## TASK PROMPT
Write out, word for word, the stretch of the listing from the line containing "Patent image size: (957, 752)." through the line containing "The solder joint 36 is at (738, 168).", with both of those lines included.

===== INFORMATION GIVEN

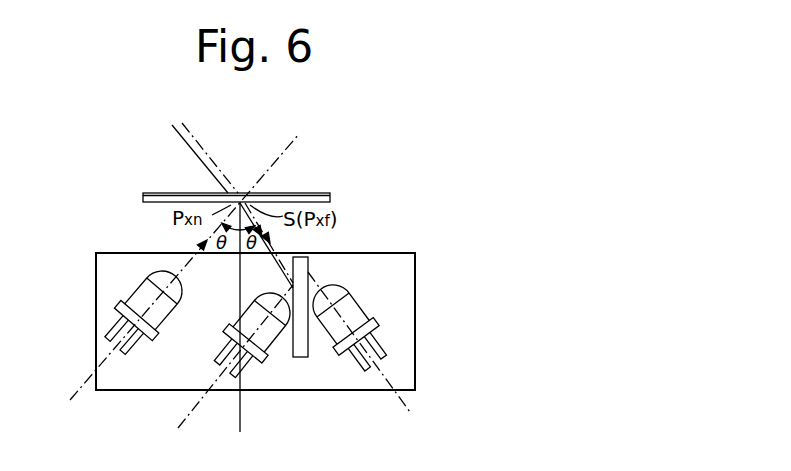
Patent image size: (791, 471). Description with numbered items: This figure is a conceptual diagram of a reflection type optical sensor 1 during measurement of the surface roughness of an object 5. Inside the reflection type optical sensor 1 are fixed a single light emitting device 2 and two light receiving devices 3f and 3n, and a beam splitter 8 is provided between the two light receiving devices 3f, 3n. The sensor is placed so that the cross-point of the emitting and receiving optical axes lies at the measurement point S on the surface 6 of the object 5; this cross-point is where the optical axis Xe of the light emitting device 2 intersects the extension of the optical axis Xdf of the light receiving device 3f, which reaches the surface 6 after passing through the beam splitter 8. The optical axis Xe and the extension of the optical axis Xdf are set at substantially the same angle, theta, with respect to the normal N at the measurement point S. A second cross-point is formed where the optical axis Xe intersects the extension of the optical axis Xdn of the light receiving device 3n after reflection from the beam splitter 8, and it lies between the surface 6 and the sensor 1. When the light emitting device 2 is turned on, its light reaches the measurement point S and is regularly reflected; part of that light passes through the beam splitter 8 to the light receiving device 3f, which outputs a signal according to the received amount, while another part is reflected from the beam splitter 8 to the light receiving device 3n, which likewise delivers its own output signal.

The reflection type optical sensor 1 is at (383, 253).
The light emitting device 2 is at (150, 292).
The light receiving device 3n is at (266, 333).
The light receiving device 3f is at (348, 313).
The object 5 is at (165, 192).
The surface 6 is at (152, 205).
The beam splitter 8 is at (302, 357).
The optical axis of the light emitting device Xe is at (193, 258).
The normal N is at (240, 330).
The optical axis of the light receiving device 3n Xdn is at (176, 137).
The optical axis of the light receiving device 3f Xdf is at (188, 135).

==========
===== INFORMATION GIVEN

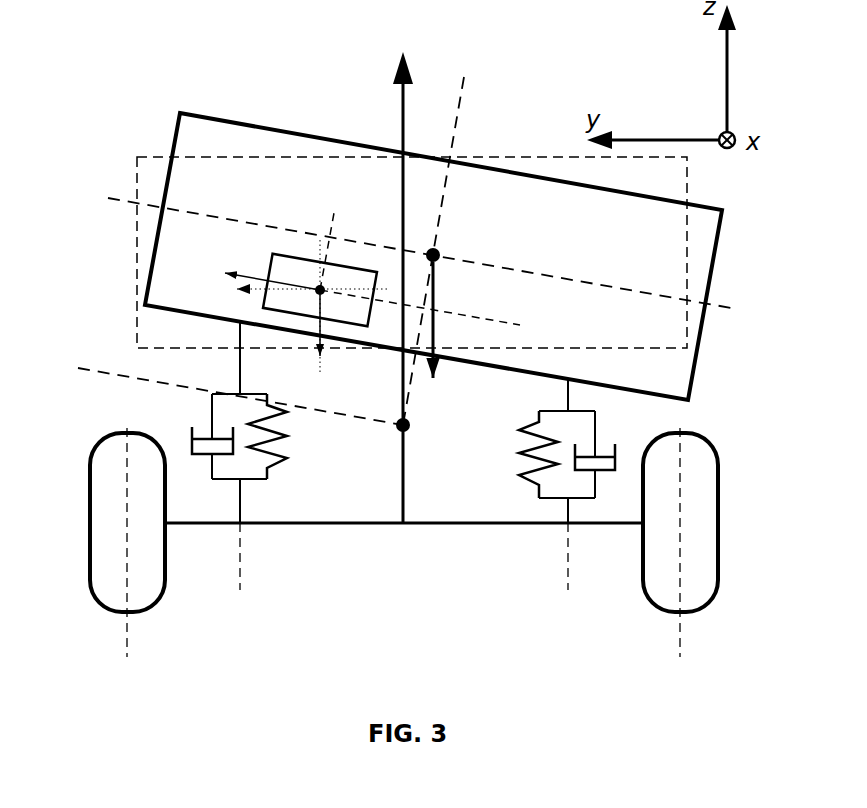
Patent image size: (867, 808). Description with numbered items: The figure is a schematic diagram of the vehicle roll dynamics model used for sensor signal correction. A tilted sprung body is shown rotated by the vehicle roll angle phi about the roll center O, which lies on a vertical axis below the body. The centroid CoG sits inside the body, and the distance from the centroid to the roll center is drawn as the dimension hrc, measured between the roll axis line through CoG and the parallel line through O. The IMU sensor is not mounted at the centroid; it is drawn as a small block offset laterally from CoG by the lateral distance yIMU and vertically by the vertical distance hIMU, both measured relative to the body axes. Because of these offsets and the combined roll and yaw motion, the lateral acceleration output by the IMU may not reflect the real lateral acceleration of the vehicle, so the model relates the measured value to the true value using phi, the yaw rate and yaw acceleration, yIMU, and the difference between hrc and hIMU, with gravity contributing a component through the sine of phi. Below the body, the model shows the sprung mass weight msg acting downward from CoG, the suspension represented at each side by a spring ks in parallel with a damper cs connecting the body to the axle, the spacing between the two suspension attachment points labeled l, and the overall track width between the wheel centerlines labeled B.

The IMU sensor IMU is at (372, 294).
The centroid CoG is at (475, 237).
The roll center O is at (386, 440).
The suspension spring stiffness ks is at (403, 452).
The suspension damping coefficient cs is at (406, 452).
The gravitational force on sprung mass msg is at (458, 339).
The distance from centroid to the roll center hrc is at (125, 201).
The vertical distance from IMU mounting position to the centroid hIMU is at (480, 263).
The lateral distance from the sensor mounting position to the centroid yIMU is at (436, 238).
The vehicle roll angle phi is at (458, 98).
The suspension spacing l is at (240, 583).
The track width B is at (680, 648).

==========
===== INFORMATION GIVEN

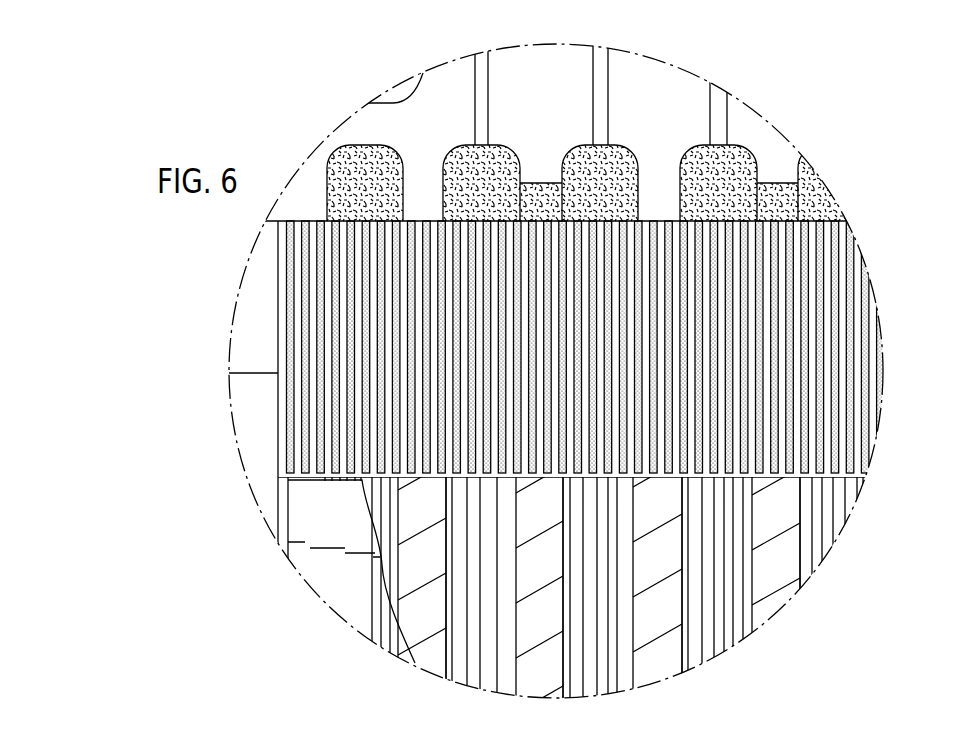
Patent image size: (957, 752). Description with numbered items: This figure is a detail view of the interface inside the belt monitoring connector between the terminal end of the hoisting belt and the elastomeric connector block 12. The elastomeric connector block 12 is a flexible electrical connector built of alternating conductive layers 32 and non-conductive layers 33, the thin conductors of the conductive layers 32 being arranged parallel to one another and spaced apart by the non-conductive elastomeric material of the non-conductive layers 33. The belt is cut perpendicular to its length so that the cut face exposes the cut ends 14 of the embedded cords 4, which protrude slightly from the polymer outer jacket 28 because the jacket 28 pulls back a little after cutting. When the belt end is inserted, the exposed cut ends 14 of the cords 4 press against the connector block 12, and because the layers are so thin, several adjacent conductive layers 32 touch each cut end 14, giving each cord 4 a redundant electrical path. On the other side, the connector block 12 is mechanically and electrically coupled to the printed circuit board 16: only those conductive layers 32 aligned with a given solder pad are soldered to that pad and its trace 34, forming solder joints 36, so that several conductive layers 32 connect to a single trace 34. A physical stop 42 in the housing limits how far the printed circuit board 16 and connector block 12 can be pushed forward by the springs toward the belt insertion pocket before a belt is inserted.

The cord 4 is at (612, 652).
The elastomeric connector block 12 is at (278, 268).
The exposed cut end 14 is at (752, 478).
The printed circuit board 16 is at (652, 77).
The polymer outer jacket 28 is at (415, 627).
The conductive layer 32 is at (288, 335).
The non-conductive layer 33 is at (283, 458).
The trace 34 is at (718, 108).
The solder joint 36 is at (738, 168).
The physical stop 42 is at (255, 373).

==========

## REPLY TO THE EXERCISE
Patent image size: (957, 752). Description with numbered items: This figure is a detail view of the interface inside the belt monitoring connector between the terminal end of the hoisting belt and the elastomeric connector block 12. The elastomeric connector block 12 is a flexible electrical connector built of alternating conductive layers 32 and non-conductive layers 33, the thin conductors of the conductive layers 32 being arranged parallel to one another and spaced apart by the non-conductive elastomeric material of the non-conductive layers 33. The belt is cut perpendicular to its length so that the cut face exposes the cut ends 14 of the embedded cords 4, which protrude slightly from the polymer outer jacket 28 because the jacket 28 pulls back a little after cutting. When the belt end is inserted, the exposed cut ends 14 of the cords 4 press against the connector block 12, and because the layers are so thin, several adjacent conductive layers 32 touch each cut end 14, giving each cord 4 a redundant electrical path. On the other side, the connector block 12 is mechanically and electrically coupled to the printed circuit board 16: only those conductive layers 32 aligned with a given solder pad are soldered to that pad and its trace 34, forming solder joints 36, so that several conductive layers 32 connect to a single trace 34. A physical stop 42 in the housing limits how far the printed circuit board 16 and connector block 12 can be pushed forward by the springs toward the belt insertion pocket before a belt is inserted.

The cord 4 is at (612, 652).
The elastomeric connector block 12 is at (278, 268).
The exposed cut end 14 is at (752, 478).
The printed circuit board 16 is at (652, 77).
The polymer outer jacket 28 is at (415, 627).
The conductive layer 32 is at (288, 335).
The non-conductive layer 33 is at (283, 458).
The trace 34 is at (718, 108).
The solder joint 36 is at (738, 168).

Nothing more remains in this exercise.